Directions for this task> Report how many lines hold the string "está". Give the number and nothing else.

Entries>
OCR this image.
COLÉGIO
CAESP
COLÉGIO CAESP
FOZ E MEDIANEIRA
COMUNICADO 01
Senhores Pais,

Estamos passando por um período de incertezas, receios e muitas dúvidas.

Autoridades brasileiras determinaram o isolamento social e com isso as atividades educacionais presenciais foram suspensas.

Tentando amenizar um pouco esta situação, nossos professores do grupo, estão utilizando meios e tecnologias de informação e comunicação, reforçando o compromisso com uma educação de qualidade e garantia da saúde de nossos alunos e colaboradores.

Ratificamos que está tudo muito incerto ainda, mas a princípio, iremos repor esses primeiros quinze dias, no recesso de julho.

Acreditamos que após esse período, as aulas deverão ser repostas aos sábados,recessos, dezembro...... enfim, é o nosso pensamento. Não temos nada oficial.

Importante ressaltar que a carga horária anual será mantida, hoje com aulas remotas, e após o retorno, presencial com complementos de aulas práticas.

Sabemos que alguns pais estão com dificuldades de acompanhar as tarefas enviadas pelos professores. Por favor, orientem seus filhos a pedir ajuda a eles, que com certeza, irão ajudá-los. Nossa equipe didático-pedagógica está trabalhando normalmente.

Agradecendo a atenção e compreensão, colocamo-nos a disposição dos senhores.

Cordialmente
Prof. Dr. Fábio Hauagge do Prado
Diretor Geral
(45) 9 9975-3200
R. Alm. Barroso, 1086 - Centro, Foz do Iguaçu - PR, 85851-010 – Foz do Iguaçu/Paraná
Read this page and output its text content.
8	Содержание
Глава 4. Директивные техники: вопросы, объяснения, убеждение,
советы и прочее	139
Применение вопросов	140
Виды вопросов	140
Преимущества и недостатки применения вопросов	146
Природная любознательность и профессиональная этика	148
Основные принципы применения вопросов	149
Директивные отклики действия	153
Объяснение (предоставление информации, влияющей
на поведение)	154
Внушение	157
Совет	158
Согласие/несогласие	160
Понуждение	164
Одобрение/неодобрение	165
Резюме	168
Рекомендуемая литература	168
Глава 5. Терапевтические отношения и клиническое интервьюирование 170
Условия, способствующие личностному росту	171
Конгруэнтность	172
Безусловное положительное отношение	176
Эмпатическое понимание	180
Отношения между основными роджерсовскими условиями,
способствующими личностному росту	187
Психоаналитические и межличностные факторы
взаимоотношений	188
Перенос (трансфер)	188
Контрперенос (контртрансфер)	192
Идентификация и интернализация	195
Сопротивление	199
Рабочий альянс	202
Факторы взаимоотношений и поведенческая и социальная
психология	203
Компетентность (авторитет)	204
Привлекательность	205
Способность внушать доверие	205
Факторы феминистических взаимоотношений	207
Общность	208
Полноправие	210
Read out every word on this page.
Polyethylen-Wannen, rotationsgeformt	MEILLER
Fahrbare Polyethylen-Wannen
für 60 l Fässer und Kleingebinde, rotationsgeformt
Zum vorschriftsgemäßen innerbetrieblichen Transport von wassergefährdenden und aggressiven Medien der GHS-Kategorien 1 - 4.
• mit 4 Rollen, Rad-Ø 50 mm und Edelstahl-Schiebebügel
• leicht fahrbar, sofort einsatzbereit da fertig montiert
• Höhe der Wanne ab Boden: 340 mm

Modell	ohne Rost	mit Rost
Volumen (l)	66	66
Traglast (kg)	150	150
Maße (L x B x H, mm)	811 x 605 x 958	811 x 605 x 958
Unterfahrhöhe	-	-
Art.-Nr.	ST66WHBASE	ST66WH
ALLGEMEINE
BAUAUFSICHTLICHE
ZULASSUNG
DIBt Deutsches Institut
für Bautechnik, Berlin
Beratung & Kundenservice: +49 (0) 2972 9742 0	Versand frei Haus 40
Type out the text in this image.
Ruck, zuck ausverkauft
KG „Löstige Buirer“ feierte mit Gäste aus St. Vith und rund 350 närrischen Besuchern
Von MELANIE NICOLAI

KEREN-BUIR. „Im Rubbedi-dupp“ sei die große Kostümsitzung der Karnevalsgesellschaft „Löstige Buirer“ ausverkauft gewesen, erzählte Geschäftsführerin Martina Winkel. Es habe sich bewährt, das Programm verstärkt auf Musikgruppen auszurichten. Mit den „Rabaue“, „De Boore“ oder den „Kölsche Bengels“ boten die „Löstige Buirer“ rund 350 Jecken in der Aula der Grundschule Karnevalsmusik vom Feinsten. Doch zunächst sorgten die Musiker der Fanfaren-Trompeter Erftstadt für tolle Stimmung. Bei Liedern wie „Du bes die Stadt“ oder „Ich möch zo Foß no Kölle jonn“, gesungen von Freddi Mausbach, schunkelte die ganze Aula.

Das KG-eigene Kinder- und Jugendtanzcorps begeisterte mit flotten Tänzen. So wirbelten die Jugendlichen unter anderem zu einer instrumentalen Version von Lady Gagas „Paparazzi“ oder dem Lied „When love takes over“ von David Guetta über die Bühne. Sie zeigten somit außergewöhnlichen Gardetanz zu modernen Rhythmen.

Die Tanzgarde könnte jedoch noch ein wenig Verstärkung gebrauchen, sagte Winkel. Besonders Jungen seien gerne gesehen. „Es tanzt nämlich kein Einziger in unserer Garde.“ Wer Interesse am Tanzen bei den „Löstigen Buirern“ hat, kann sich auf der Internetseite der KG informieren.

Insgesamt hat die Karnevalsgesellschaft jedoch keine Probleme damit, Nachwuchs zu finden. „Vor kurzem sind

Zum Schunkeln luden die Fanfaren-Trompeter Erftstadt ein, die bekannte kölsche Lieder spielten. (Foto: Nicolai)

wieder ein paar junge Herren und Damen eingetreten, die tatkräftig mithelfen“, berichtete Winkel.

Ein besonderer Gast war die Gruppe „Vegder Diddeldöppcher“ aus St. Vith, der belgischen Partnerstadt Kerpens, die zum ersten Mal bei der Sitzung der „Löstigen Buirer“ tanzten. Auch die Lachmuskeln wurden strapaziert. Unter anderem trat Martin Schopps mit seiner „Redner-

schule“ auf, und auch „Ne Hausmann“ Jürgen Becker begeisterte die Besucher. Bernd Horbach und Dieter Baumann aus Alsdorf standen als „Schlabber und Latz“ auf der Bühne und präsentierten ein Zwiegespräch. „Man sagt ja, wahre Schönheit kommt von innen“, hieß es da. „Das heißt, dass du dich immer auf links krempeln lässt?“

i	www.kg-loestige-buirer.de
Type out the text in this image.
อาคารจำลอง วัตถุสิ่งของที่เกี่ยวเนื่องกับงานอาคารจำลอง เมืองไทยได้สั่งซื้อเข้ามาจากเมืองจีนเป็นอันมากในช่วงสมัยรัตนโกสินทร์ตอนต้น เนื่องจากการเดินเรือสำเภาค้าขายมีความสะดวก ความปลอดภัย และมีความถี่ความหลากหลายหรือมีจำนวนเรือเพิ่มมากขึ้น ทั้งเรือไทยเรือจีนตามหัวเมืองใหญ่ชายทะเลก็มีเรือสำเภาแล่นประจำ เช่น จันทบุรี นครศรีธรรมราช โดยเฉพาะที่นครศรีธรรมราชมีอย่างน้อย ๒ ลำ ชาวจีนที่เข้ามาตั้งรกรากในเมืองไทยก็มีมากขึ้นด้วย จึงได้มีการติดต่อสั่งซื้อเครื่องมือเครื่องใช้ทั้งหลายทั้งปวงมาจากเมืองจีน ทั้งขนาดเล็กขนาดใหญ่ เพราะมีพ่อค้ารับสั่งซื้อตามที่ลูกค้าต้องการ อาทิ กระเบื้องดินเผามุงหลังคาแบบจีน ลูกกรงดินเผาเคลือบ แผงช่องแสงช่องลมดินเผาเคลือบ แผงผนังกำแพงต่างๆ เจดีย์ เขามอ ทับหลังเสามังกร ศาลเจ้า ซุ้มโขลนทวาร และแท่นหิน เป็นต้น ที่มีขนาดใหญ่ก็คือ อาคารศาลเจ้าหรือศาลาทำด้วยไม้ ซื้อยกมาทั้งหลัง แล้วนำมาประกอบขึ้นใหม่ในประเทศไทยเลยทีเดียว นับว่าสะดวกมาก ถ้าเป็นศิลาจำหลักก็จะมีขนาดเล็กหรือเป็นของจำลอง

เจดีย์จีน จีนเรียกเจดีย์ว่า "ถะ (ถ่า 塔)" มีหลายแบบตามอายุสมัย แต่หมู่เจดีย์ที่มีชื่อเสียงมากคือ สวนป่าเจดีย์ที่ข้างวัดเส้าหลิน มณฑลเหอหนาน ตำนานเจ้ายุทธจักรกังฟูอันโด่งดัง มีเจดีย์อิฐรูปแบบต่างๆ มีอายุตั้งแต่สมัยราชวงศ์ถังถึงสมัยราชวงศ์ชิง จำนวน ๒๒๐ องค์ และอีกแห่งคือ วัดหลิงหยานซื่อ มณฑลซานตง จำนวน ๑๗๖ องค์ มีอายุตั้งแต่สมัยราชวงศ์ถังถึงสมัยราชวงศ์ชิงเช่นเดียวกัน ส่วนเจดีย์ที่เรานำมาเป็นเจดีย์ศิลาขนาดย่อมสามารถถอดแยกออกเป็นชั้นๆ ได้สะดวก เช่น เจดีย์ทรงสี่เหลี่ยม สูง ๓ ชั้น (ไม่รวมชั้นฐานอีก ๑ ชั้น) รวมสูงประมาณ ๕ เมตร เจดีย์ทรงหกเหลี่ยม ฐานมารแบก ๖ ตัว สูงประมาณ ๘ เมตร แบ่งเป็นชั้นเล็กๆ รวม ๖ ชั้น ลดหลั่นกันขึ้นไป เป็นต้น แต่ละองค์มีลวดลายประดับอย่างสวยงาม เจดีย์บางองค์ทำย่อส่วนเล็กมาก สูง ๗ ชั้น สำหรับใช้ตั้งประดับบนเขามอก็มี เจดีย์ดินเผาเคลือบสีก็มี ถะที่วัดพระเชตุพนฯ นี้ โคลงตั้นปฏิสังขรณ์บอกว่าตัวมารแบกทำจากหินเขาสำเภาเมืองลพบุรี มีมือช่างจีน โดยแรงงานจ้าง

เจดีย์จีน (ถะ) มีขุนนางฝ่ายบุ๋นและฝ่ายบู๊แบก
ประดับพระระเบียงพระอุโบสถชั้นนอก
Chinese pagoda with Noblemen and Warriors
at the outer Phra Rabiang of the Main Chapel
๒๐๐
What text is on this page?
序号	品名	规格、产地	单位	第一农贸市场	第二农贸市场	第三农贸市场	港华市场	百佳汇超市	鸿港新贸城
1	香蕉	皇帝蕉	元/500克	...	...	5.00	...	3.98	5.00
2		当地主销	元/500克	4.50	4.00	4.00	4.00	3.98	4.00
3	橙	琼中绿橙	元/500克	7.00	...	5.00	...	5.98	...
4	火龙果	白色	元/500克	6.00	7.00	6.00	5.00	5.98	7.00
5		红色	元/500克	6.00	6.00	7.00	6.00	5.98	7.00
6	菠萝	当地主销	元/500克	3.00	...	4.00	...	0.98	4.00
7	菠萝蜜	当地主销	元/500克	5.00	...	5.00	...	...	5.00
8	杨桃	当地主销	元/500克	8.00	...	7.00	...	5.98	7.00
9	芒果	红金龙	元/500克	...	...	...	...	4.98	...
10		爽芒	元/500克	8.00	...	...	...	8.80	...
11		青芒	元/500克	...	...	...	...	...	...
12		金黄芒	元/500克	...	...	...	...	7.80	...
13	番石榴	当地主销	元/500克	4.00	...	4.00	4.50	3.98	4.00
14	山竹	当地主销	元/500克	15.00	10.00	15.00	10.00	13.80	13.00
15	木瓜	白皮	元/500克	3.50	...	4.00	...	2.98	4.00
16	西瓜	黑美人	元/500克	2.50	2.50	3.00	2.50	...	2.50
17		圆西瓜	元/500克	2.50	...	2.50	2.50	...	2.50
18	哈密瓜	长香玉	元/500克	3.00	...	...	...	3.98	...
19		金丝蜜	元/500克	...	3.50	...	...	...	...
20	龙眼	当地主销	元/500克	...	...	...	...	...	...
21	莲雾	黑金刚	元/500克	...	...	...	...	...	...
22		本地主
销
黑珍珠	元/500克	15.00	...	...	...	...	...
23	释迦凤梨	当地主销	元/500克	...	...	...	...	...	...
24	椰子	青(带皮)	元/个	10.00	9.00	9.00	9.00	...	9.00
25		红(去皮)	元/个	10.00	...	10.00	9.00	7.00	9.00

Result of the task> 2